> _Records shown_

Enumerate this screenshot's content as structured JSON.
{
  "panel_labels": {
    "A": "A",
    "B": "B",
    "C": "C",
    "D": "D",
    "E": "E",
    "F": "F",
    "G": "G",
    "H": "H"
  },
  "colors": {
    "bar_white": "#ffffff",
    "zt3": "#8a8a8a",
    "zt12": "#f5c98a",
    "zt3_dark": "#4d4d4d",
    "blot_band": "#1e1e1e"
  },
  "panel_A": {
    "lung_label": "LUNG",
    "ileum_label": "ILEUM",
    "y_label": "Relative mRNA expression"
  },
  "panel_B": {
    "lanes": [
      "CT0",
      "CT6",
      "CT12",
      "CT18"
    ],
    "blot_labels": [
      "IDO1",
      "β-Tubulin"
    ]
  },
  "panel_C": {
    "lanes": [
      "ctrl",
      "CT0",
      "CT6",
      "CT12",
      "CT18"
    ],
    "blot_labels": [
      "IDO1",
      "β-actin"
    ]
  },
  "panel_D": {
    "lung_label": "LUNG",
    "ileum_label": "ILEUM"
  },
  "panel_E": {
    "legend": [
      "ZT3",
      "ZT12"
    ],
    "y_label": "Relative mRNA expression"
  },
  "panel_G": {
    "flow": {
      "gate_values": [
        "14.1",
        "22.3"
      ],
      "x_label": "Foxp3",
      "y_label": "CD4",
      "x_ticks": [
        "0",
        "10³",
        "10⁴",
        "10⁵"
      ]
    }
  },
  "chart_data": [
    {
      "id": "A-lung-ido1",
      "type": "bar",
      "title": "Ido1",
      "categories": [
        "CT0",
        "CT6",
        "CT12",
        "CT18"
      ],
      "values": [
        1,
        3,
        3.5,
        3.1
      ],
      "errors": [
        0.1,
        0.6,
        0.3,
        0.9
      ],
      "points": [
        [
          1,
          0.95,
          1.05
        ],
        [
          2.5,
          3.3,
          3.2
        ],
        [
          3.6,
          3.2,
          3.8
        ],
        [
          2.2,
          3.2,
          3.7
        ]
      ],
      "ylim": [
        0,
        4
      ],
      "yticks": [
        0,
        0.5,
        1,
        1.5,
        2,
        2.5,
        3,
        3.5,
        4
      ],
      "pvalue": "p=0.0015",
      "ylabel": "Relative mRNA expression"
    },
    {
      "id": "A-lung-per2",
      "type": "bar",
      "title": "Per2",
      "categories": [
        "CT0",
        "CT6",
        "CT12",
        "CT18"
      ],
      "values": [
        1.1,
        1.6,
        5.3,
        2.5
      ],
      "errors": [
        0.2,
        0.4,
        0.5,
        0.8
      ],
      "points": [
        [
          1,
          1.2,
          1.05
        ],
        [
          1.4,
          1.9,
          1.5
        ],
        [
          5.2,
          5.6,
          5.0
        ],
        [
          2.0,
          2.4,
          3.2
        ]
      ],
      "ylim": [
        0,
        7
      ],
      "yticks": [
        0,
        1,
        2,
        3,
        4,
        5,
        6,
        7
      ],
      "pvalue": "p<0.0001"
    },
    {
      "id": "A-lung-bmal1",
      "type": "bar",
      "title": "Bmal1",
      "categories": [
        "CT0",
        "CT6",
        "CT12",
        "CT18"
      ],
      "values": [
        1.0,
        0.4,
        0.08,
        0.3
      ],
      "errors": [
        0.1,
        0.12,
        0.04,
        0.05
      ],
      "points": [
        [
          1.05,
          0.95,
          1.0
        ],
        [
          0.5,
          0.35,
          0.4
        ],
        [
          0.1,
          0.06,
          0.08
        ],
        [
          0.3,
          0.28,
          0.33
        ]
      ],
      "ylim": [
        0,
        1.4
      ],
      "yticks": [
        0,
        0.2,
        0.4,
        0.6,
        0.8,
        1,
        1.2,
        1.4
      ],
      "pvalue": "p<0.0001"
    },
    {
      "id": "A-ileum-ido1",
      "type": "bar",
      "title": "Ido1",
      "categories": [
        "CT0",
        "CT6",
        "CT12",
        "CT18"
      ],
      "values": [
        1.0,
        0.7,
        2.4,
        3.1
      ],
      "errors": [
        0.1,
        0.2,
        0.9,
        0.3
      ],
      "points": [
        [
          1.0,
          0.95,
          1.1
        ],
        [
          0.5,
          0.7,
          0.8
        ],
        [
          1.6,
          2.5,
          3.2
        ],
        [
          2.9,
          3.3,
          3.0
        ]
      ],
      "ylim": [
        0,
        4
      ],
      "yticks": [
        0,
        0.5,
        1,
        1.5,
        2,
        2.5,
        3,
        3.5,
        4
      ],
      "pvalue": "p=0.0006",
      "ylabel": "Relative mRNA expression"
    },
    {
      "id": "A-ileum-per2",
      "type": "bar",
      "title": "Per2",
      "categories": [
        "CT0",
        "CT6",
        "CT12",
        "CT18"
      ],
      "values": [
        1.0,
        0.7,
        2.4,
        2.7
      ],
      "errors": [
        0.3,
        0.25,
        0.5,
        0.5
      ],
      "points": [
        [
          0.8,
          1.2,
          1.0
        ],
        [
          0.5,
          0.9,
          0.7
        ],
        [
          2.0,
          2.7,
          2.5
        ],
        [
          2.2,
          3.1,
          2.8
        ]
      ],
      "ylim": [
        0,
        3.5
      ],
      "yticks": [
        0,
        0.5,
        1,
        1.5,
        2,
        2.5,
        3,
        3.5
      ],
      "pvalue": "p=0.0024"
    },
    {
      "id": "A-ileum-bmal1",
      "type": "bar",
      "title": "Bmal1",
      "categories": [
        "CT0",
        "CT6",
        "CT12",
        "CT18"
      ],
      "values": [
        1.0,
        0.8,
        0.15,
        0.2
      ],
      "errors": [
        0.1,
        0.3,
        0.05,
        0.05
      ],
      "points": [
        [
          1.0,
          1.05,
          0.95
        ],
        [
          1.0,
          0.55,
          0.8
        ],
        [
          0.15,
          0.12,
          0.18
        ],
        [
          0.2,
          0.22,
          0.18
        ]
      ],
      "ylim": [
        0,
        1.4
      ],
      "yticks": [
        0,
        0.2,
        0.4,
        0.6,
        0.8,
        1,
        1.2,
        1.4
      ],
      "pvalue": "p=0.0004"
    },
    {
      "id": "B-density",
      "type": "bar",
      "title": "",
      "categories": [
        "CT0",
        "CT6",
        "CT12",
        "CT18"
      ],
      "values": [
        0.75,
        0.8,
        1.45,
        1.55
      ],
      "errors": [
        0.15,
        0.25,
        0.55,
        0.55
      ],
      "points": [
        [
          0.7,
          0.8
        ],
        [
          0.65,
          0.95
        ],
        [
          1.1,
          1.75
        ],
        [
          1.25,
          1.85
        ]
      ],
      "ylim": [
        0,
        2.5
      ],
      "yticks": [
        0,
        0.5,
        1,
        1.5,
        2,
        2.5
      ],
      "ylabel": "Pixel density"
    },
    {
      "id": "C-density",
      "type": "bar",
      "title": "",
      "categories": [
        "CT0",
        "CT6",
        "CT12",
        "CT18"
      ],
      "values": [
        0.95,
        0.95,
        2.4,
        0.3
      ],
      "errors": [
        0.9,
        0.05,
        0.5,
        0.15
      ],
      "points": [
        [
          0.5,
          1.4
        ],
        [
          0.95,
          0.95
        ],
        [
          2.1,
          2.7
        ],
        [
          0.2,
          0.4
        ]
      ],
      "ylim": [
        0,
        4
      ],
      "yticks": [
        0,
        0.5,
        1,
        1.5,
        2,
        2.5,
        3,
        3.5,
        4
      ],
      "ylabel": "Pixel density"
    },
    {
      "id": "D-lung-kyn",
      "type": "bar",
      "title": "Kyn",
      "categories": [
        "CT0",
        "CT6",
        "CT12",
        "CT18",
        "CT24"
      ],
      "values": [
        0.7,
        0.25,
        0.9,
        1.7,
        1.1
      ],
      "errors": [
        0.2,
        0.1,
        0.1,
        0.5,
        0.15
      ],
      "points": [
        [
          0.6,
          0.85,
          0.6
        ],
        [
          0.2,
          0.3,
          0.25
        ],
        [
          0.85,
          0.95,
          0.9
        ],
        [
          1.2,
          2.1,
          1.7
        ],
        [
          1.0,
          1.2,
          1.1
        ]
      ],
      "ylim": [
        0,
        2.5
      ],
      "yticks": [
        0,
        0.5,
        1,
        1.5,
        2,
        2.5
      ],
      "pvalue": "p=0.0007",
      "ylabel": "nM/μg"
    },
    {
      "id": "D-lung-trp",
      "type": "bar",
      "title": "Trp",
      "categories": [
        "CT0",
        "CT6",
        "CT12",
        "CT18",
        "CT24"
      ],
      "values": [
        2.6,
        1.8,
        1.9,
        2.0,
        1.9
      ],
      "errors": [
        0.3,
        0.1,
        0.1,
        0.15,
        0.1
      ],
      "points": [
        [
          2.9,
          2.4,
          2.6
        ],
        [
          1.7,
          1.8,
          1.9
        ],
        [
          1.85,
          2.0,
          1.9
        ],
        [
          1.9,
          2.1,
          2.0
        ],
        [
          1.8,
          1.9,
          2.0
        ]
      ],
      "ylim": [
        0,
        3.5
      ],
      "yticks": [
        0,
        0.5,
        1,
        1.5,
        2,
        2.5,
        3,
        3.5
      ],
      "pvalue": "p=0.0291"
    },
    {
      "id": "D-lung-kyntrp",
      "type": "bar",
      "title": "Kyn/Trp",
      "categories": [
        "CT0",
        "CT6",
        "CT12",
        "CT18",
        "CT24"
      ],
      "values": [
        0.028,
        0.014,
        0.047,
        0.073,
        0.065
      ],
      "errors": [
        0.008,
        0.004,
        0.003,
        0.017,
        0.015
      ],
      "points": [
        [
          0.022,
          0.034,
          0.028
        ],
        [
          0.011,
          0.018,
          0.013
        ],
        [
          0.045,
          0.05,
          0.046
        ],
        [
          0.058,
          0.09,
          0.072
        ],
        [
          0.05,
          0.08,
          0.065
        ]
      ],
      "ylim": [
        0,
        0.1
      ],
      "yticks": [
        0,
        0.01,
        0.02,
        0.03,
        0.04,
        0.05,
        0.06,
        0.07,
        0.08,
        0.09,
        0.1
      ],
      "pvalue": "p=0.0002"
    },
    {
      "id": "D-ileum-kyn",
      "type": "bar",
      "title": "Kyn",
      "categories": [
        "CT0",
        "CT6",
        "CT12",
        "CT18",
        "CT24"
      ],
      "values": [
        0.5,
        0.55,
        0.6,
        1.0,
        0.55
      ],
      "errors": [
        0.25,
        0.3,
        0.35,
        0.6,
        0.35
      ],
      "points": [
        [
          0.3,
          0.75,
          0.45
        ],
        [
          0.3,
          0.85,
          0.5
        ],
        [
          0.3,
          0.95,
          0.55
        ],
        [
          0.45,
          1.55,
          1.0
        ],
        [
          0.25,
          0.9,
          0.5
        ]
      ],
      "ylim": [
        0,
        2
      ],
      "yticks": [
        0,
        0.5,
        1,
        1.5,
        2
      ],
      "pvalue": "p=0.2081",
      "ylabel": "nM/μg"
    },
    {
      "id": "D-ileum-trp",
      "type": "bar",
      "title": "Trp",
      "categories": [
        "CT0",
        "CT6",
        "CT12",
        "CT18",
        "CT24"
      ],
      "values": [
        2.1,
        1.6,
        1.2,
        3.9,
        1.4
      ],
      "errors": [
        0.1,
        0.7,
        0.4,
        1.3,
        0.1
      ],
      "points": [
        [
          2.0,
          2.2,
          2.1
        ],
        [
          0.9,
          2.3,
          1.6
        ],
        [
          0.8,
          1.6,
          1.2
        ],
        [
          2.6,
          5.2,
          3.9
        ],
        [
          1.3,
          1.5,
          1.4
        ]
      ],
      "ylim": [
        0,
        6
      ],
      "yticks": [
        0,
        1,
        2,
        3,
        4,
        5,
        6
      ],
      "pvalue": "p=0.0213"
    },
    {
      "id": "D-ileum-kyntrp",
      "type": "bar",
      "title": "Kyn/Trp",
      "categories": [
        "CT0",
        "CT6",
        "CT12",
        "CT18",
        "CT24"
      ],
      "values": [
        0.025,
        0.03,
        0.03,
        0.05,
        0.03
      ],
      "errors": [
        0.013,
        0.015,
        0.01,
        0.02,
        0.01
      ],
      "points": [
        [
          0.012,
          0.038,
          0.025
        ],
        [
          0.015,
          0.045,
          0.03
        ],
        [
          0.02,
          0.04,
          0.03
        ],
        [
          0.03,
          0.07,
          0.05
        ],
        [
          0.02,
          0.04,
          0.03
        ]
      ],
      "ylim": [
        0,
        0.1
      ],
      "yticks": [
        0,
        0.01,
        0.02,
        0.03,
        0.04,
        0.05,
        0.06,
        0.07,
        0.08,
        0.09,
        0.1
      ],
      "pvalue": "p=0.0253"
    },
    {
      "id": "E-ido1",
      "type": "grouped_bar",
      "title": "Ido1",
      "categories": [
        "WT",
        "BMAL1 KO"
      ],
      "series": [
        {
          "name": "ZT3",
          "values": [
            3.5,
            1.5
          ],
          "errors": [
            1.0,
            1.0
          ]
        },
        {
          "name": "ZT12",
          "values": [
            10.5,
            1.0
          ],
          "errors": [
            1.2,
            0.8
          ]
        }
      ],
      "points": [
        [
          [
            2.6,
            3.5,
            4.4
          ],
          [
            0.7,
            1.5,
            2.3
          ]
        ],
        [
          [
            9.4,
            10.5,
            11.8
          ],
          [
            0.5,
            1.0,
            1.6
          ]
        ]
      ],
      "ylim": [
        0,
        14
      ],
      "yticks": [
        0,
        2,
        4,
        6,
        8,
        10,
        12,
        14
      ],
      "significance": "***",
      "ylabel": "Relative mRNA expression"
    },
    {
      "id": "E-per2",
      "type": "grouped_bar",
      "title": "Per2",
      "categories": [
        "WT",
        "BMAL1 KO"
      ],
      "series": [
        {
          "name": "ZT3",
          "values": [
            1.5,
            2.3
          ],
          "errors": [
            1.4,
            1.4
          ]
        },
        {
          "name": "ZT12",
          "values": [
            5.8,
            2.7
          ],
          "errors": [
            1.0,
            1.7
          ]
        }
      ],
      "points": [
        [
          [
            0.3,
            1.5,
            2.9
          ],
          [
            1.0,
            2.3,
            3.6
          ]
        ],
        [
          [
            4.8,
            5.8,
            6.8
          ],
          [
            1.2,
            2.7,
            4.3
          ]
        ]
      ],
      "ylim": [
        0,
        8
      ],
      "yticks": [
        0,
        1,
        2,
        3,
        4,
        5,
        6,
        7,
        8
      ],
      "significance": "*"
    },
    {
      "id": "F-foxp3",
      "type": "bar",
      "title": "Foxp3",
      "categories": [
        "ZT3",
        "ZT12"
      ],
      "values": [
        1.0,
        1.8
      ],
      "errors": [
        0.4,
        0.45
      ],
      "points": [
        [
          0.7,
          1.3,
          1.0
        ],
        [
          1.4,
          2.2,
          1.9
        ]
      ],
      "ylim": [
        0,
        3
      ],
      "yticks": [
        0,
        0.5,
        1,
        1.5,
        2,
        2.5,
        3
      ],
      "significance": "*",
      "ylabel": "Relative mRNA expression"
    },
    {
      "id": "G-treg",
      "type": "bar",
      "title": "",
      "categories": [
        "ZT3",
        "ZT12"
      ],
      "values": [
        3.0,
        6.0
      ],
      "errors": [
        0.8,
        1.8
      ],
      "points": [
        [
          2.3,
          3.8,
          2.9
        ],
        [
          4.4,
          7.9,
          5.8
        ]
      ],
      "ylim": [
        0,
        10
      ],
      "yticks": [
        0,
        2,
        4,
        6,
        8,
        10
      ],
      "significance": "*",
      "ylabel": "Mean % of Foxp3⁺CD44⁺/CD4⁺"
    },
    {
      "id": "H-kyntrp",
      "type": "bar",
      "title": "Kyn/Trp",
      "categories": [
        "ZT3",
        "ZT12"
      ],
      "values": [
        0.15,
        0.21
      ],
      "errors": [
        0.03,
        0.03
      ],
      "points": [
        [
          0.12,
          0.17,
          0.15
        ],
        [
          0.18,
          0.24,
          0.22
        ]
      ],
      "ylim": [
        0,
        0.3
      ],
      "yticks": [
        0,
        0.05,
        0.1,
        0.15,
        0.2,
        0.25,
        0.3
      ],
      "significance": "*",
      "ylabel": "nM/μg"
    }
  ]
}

> _Exercise goal_
Lines containing the word "kyntrp": copy each of them from the material.

> _Answer to the exercise_
      "id": "D-lung-kyntrp",
      "id": "D-ileum-kyntrp",
      "id": "H-kyntrp",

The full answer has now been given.